▶ _SUPPLIED DATA_

++++++++++++++++++++

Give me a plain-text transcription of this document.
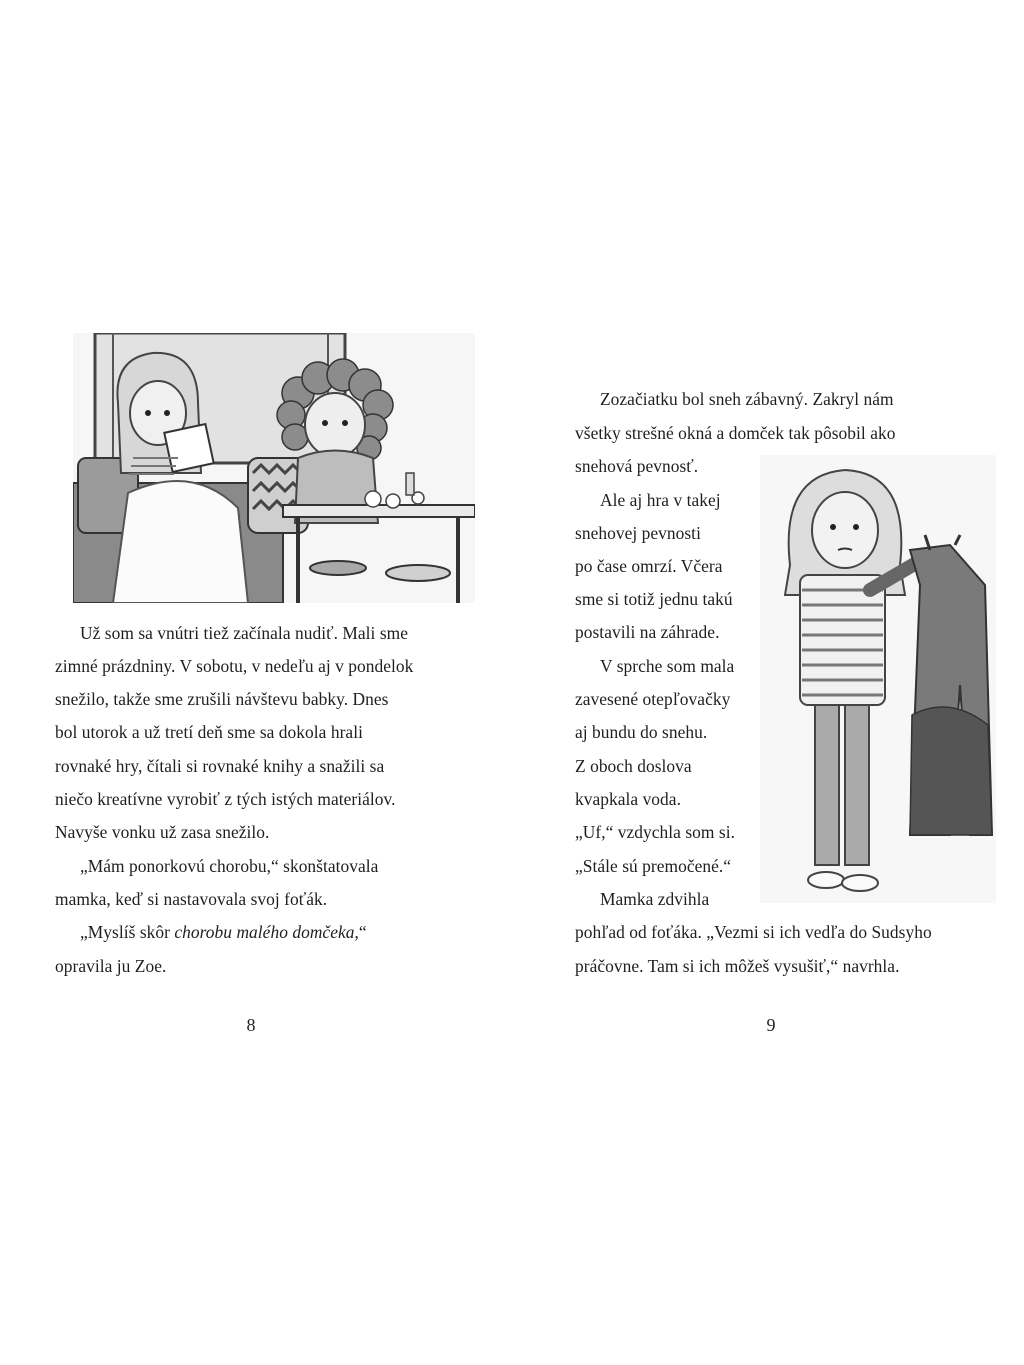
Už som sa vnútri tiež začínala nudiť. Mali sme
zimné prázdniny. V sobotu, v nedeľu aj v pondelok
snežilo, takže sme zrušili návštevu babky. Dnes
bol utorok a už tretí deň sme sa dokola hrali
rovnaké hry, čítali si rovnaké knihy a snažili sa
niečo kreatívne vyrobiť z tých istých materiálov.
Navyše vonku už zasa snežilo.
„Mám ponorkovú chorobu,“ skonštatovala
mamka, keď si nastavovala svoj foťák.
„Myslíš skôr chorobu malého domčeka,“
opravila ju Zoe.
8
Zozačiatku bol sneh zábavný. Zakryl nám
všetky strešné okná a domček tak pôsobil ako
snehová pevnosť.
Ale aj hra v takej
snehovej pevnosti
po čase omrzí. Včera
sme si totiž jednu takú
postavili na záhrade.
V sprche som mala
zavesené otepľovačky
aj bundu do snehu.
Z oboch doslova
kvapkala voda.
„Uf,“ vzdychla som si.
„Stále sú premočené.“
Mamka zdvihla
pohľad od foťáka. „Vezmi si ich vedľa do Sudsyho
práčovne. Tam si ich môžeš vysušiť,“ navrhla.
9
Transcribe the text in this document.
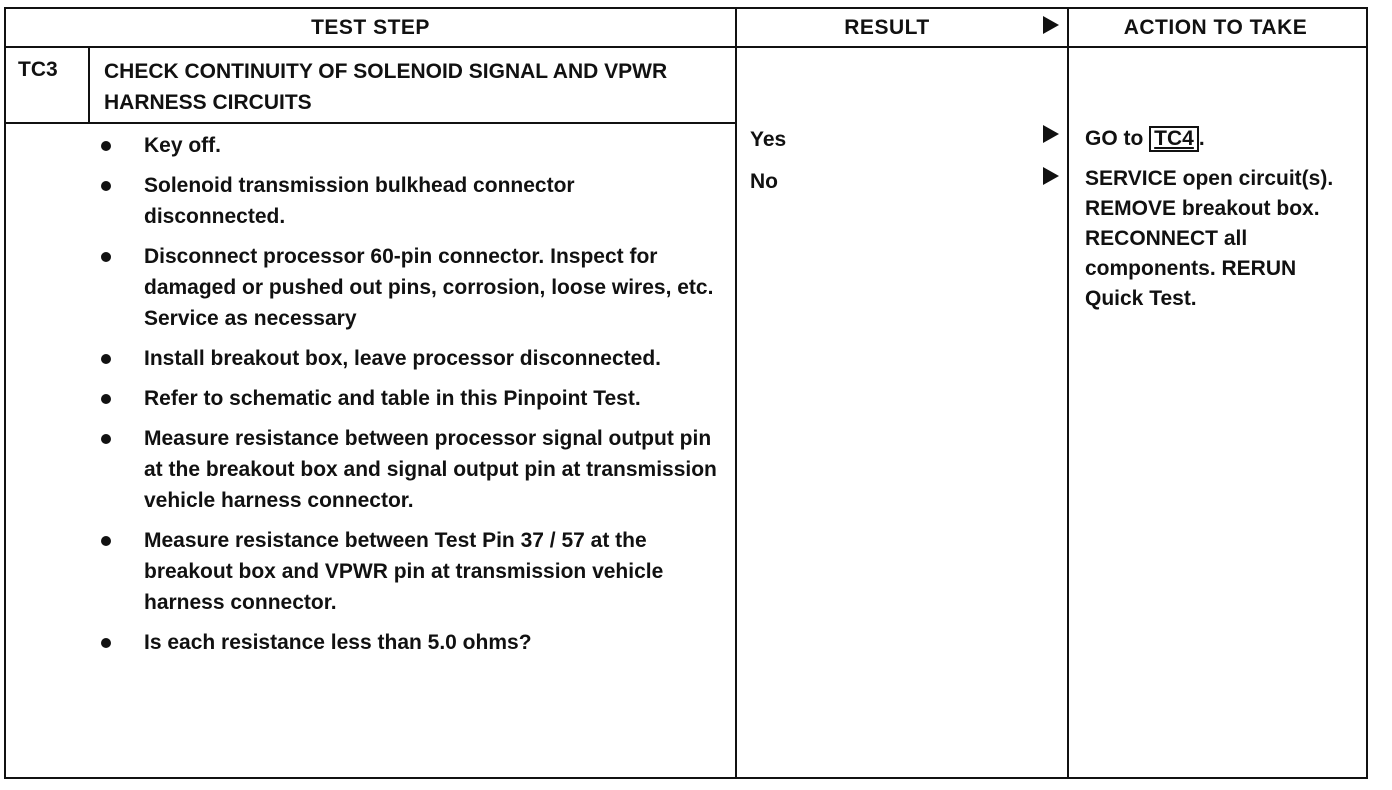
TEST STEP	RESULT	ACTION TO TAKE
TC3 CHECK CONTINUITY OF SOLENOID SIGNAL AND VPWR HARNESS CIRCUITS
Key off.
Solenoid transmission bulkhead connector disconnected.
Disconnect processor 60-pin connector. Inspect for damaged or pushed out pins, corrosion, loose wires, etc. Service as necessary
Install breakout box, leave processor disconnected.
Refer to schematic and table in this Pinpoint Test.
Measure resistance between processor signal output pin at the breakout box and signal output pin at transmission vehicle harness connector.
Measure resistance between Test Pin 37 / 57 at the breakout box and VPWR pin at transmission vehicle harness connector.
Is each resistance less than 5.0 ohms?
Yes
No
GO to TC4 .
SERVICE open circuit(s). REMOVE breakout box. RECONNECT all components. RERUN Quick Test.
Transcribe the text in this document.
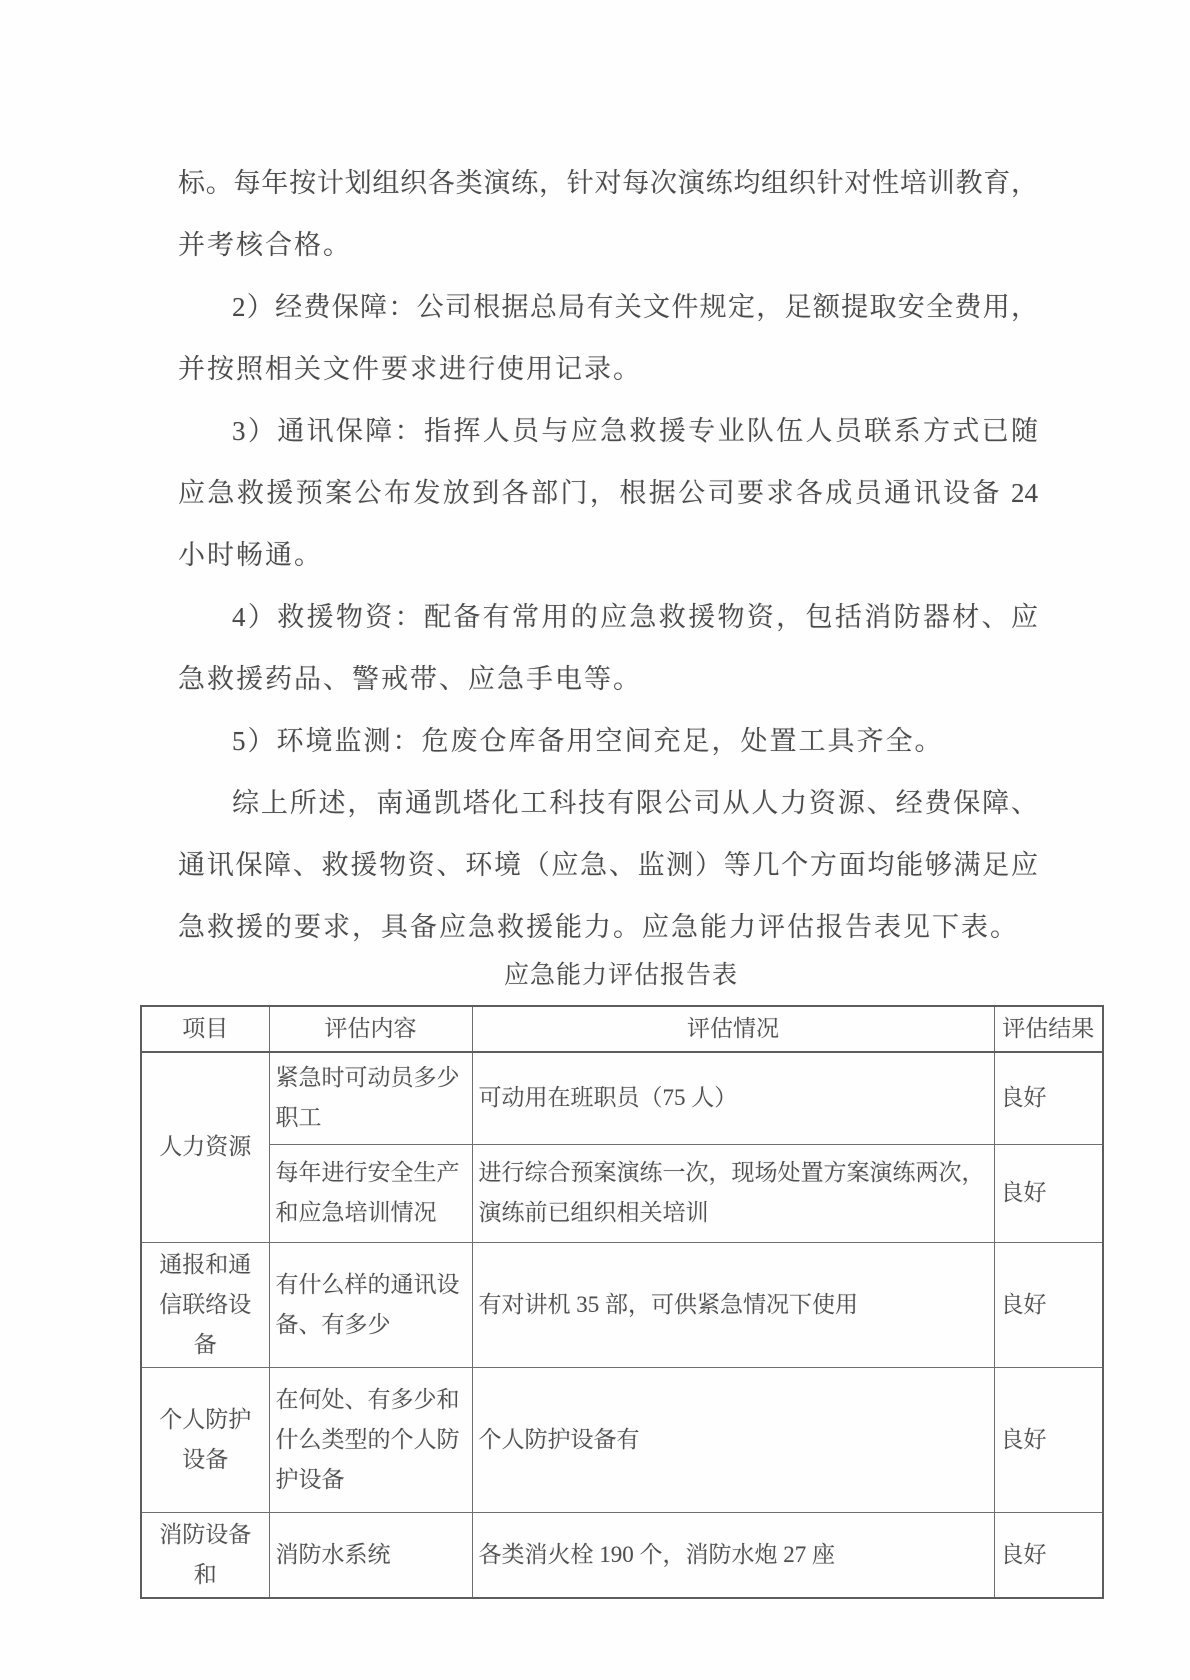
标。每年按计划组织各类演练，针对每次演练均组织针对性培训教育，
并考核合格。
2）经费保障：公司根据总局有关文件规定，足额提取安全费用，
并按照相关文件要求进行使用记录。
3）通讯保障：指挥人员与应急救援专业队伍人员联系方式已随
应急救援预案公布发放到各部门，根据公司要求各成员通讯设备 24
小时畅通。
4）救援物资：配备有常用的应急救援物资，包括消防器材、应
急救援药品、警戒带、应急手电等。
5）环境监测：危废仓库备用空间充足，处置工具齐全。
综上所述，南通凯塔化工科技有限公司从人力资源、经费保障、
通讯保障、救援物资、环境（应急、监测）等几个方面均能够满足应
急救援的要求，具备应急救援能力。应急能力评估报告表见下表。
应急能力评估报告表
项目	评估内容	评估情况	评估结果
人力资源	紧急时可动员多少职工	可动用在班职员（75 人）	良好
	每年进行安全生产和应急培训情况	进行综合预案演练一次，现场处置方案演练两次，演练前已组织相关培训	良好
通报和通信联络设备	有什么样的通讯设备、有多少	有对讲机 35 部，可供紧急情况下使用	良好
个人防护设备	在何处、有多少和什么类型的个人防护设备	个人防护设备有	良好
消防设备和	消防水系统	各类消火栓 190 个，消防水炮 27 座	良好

++++++++++++++++++++

▶ _STATED EXERCISE_
All of the material above is to be copied exactly, except for its images.

▶ _FINAL RESULT_
Give me a plain-text transcription of this document.
Už som sa vnútri tiež začínala nudiť. Mali sme
zimné prázdniny. V sobotu, v nedeľu aj v pondelok
snežilo, takže sme zrušili návštevu babky. Dnes
bol utorok a už tretí deň sme sa dokola hrali
rovnaké hry, čítali si rovnaké knihy a snažili sa
niečo kreatívne vyrobiť z tých istých materiálov.
Navyše vonku už zasa snežilo.
„Mám ponorkovú chorobu,“ skonštatovala
mamka, keď si nastavovala svoj foťák.
„Myslíš skôr chorobu malého domčeka,“
opravila ju Zoe.
8
Zozačiatku bol sneh zábavný. Zakryl nám
všetky strešné okná a domček tak pôsobil ako
snehová pevnosť.
Ale aj hra v takej
snehovej pevnosti
po čase omrzí. Včera
sme si totiž jednu takú
postavili na záhrade.
V sprche som mala
zavesené otepľovačky
aj bundu do snehu.
Z oboch doslova
kvapkala voda.
„Uf,“ vzdychla som si.
„Stále sú premočené.“
Mamka zdvihla
pohľad od foťáka. „Vezmi si ich vedľa do Sudsyho
práčovne. Tam si ich môžeš vysušiť,“ navrhla.
9
Transcribe the text in this document.
TEST STEP	RESULT	ACTION TO TAKE
TC3 CHECK CONTINUITY OF SOLENOID SIGNAL AND VPWR HARNESS CIRCUITS
Key off.
Solenoid transmission bulkhead connector disconnected.
Disconnect processor 60-pin connector. Inspect for damaged or pushed out pins, corrosion, loose wires, etc. Service as necessary
Install breakout box, leave processor disconnected.
Refer to schematic and table in this Pinpoint Test.
Measure resistance between processor signal output pin at the breakout box and signal output pin at transmission vehicle harness connector.
Measure resistance between Test Pin 37 / 57 at the breakout box and VPWR pin at transmission vehicle harness connector.
Is each resistance less than 5.0 ohms?
Yes
No
GO to TC4 .
SERVICE open circuit(s). REMOVE breakout box. RECONNECT all components. RERUN Quick Test.
Transcribe the text in this document.
标。每年按计划组织各类演练，针对每次演练均组织针对性培训教育，
并考核合格。
2）经费保障：公司根据总局有关文件规定，足额提取安全费用，
并按照相关文件要求进行使用记录。
3）通讯保障：指挥人员与应急救援专业队伍人员联系方式已随
应急救援预案公布发放到各部门，根据公司要求各成员通讯设备 24
小时畅通。
4）救援物资：配备有常用的应急救援物资，包括消防器材、应
急救援药品、警戒带、应急手电等。
5）环境监测：危废仓库备用空间充足，处置工具齐全。
综上所述，南通凯塔化工科技有限公司从人力资源、经费保障、
通讯保障、救援物资、环境（应急、监测）等几个方面均能够满足应
急救援的要求，具备应急救援能力。应急能力评估报告表见下表。
应急能力评估报告表
项目	评估内容	评估情况	评估结果
人力资源	紧急时可动员多少职工	可动用在班职员（75 人）	良好
	每年进行安全生产和应急培训情况	进行综合预案演练一次，现场处置方案演练两次，演练前已组织相关培训	良好
通报和通信联络设备	有什么样的通讯设备、有多少	有对讲机 35 部，可供紧急情况下使用	良好
个人防护设备	在何处、有多少和什么类型的个人防护设备	个人防护设备有	良好
消防设备和	消防水系统	各类消火栓 190 个，消防水炮 27 座	良好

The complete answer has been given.